[THE TASK] Repeat the records in full and exactly, omitting pictures.

+++

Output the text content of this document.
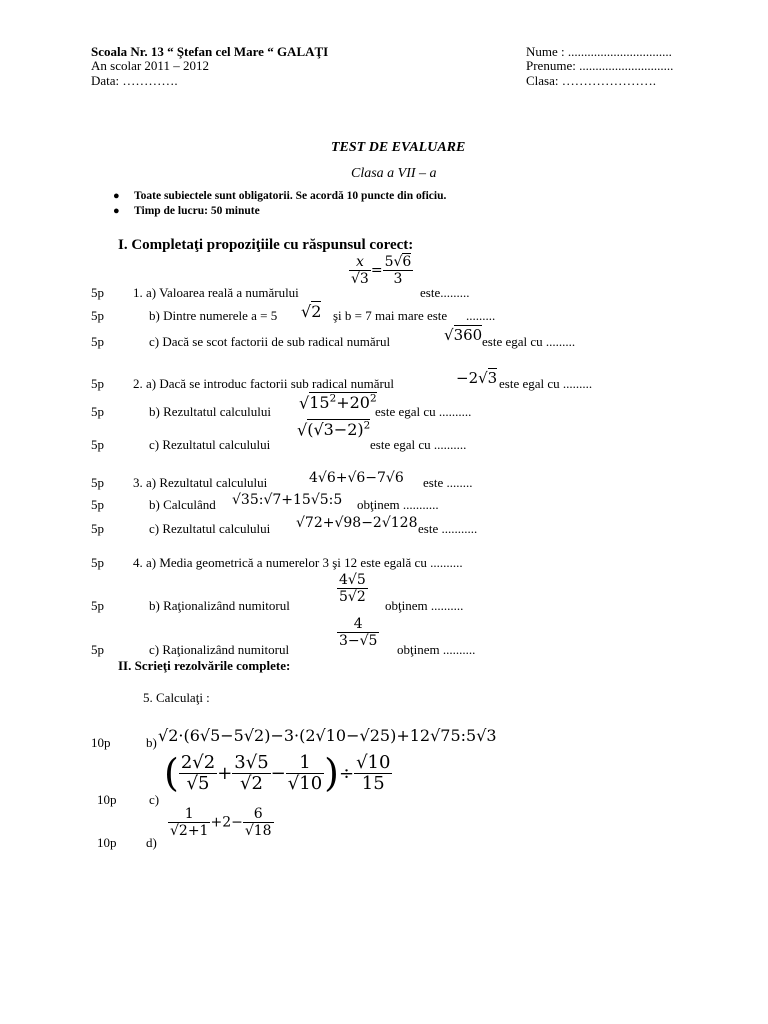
Scoala Nr. 13 “ Ştefan cel Mare “ GALAŢI
An scolar 2011 – 2012
Data: ………….
Nume : ................................
Prenume: .............................
Clasa: ………………….
TEST DE EVALUARE
Clasa a VII – a
● Toate subiectele sunt obligatorii. Se acordă 10 puncte din oficiu.
● Timp de lucru: 50 minute
I. Completaţi propoziţiile cu răspunsul corect:
5p 1. a) Valoarea reală a numărului
$\frac{x}{√3} = \frac{5√6}{3}$
este.........
5p	b) Dintre numerele a = 5 √2 şi b = 7 mai mare este .........
5p	c) Dacă se scot factorii de sub radical numărul	√360 este egal cu .........
5p 2. a) Dacă se introduc factorii sub radical numărul	−2√3 este egal cu .........
5p	b) Rezultatul calculului $√15^2+20^2$
este egal cu ..........
5p	c) Rezultatul calculului
$√(√3-2)^2$
este egal cu ..........
5p 3. a) Rezultatul calculului	4√6+√6−7√6 este ........
5p	b) Calculând √35:√7+15√5:5 obţinem ...........
5p	c) Rezultatul calculului √72+√98−2√128 este ...........
5p 4. a) Media geometrică a numerelor 3 şi 12 este egală cu ..........
5p	b) Raţionalizând numitorul
$\frac{4√5}{5√2}$
obţinem ..........
5p	c) Raţionalizând numitorul
$\frac{4}{3-√5}$
obţinem ..........
II. Scrieţi rezolvările complete:
5. Calculaţi :
10p	b) √2·(6√5−5√2)−3·(2√10−√25)+12√75:5√3
10p	c)
( $\frac{2√2}{√5} + \frac{3√5}{√2} - \frac{1}{√10}$ )÷ $\frac{√10}{15}$
10p d)
$\frac{1}{√2+1} +2- \frac{6}{√18}$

+++

[RESULT OF THIS EXERCISE]
Output the text content of this document.
Scoala Nr. 13 “ Ştefan cel Mare “ GALAŢI
An scolar 2011 – 2012
Data: ………….
Nume : ................................
Prenume: .............................
Clasa: ………………….
TEST DE EVALUARE
Clasa a VII – a
● Toate subiectele sunt obligatorii. Se acordă 10 puncte din oficiu.
● Timp de lucru: 50 minute
I. Completaţi propoziţiile cu răspunsul corect:
5p 1. a) Valoarea reală a numărului
$\frac{x}{√3} = \frac{5√6}{3}$
este.........
5p	b) Dintre numerele a = 5 √2 şi b = 7 mai mare este .........
5p	c) Dacă se scot factorii de sub radical numărul	√360 este egal cu .........
5p 2. a) Dacă se introduc factorii sub radical numărul	−2√3 este egal cu .........
5p	b) Rezultatul calculului $√15^2+20^2$
este egal cu ..........
5p	c) Rezultatul calculului
$√(√3-2)^2$
este egal cu ..........
5p 3. a) Rezultatul calculului	4√6+√6−7√6 este ........
5p	b) Calculând √35:√7+15√5:5 obţinem ...........
5p	c) Rezultatul calculului √72+√98−2√128 este ...........
5p 4. a) Media geometrică a numerelor 3 şi 12 este egală cu ..........
5p	b) Raţionalizând numitorul
$\frac{4√5}{5√2}$
obţinem ..........
5p	c) Raţionalizând numitorul
$\frac{4}{3-√5}$
obţinem ..........
II. Scrieţi rezolvările complete:
5. Calculaţi :
10p	b) √2·(6√5−5√2)−3·(2√10−√25)+12√75:5√3
10p	c)
( $\frac{2√2}{√5} + \frac{3√5}{√2} - \frac{1}{√10}$ )÷ $\frac{√10}{15}$
10p d)
$\frac{1}{√2+1} +2- \frac{6}{√18}$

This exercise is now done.